- GIVEN TASK
The entries below are to be repeated exactly as they stand.

- RECORD EXTRACTS

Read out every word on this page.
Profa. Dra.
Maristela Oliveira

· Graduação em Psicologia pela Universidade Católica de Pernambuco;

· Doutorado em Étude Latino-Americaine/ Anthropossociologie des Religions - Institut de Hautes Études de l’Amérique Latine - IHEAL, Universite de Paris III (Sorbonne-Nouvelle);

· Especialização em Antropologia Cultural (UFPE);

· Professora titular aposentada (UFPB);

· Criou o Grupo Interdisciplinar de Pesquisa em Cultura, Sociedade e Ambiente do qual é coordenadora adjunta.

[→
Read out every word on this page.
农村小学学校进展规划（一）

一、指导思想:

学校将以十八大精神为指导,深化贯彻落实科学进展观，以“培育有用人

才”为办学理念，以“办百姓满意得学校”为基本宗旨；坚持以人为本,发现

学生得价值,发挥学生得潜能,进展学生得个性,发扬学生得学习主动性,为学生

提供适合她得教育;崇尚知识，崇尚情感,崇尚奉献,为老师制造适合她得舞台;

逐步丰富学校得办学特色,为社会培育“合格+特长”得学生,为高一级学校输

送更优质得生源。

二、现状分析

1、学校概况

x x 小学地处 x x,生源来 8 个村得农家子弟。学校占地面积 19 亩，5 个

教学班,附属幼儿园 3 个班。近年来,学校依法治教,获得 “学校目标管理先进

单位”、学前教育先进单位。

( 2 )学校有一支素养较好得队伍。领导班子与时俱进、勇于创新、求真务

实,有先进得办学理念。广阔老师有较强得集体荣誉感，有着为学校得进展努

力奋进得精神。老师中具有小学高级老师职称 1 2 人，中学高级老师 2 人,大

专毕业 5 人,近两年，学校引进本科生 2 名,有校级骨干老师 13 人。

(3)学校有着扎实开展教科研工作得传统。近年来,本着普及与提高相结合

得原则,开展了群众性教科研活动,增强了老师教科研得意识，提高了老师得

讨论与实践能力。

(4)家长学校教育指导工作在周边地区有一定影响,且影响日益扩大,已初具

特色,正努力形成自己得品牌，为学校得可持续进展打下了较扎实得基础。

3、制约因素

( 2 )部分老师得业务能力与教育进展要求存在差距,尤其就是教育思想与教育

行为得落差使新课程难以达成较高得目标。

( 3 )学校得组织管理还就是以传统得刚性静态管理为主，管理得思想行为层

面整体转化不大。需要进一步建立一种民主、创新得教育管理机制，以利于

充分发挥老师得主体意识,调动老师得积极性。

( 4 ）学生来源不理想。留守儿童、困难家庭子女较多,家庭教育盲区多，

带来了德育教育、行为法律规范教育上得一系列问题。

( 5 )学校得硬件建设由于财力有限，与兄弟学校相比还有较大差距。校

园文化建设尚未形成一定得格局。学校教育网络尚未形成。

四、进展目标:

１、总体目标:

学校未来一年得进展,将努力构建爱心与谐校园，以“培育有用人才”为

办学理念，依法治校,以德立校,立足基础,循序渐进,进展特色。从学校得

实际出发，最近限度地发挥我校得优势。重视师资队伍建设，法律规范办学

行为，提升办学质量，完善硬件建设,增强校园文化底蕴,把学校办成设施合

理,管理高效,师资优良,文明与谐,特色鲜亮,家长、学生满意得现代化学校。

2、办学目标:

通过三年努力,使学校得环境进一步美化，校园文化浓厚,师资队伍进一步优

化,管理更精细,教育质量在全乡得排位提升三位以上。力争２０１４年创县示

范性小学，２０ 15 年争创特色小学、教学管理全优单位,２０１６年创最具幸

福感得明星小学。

- SOLUTION FOR THIS PROBLEM
Read out every word on this page.
Profa. Dra.
Maristela Oliveira

· Graduação em Psicologia pela Universidade Católica de Pernambuco;

· Doutorado em Étude Latino-Americaine/ Anthropossociologie des Religions - Institut de Hautes Études de l’Amérique Latine - IHEAL, Universite de Paris III (Sorbonne-Nouvelle);

· Especialização em Antropologia Cultural (UFPE);

· Professora titular aposentada (UFPB);

· Criou o Grupo Interdisciplinar de Pesquisa em Cultura, Sociedade e Ambiente do qual é coordenadora adjunta.

[→
Read out every word on this page.
农村小学学校进展规划（一）

一、指导思想:

学校将以十八大精神为指导,深化贯彻落实科学进展观，以“培育有用人

才”为办学理念，以“办百姓满意得学校”为基本宗旨；坚持以人为本,发现

学生得价值,发挥学生得潜能,进展学生得个性,发扬学生得学习主动性,为学生

提供适合她得教育;崇尚知识，崇尚情感,崇尚奉献,为老师制造适合她得舞台;

逐步丰富学校得办学特色,为社会培育“合格+特长”得学生,为高一级学校输

送更优质得生源。

二、现状分析

1、学校概况

x x 小学地处 x x,生源来 8 个村得农家子弟。学校占地面积 19 亩，5 个

教学班,附属幼儿园 3 个班。近年来,学校依法治教,获得 “学校目标管理先进

单位”、学前教育先进单位。

( 2 )学校有一支素养较好得队伍。领导班子与时俱进、勇于创新、求真务

实,有先进得办学理念。广阔老师有较强得集体荣誉感，有着为学校得进展努

力奋进得精神。老师中具有小学高级老师职称 1 2 人，中学高级老师 2 人,大

专毕业 5 人,近两年，学校引进本科生 2 名,有校级骨干老师 13 人。

(3)学校有着扎实开展教科研工作得传统。近年来,本着普及与提高相结合

得原则,开展了群众性教科研活动,增强了老师教科研得意识，提高了老师得

讨论与实践能力。

(4)家长学校教育指导工作在周边地区有一定影响,且影响日益扩大,已初具

特色,正努力形成自己得品牌，为学校得可持续进展打下了较扎实得基础。

3、制约因素

( 2 )部分老师得业务能力与教育进展要求存在差距,尤其就是教育思想与教育

行为得落差使新课程难以达成较高得目标。

( 3 )学校得组织管理还就是以传统得刚性静态管理为主，管理得思想行为层

面整体转化不大。需要进一步建立一种民主、创新得教育管理机制，以利于

充分发挥老师得主体意识,调动老师得积极性。

( 4 ）学生来源不理想。留守儿童、困难家庭子女较多,家庭教育盲区多，

带来了德育教育、行为法律规范教育上得一系列问题。

( 5 )学校得硬件建设由于财力有限，与兄弟学校相比还有较大差距。校

园文化建设尚未形成一定得格局。学校教育网络尚未形成。

四、进展目标:

１、总体目标:

学校未来一年得进展,将努力构建爱心与谐校园，以“培育有用人才”为

办学理念，依法治校,以德立校,立足基础,循序渐进,进展特色。从学校得

实际出发，最近限度地发挥我校得优势。重视师资队伍建设，法律规范办学

行为，提升办学质量，完善硬件建设,增强校园文化底蕴,把学校办成设施合

理,管理高效,师资优良,文明与谐,特色鲜亮,家长、学生满意得现代化学校。

2、办学目标:

通过三年努力,使学校得环境进一步美化，校园文化浓厚,师资队伍进一步优

化,管理更精细,教育质量在全乡得排位提升三位以上。力争２０１４年创县示

范性小学，２０ 15 年争创特色小学、教学管理全优单位,２０１６年创最具幸

福感得明星小学。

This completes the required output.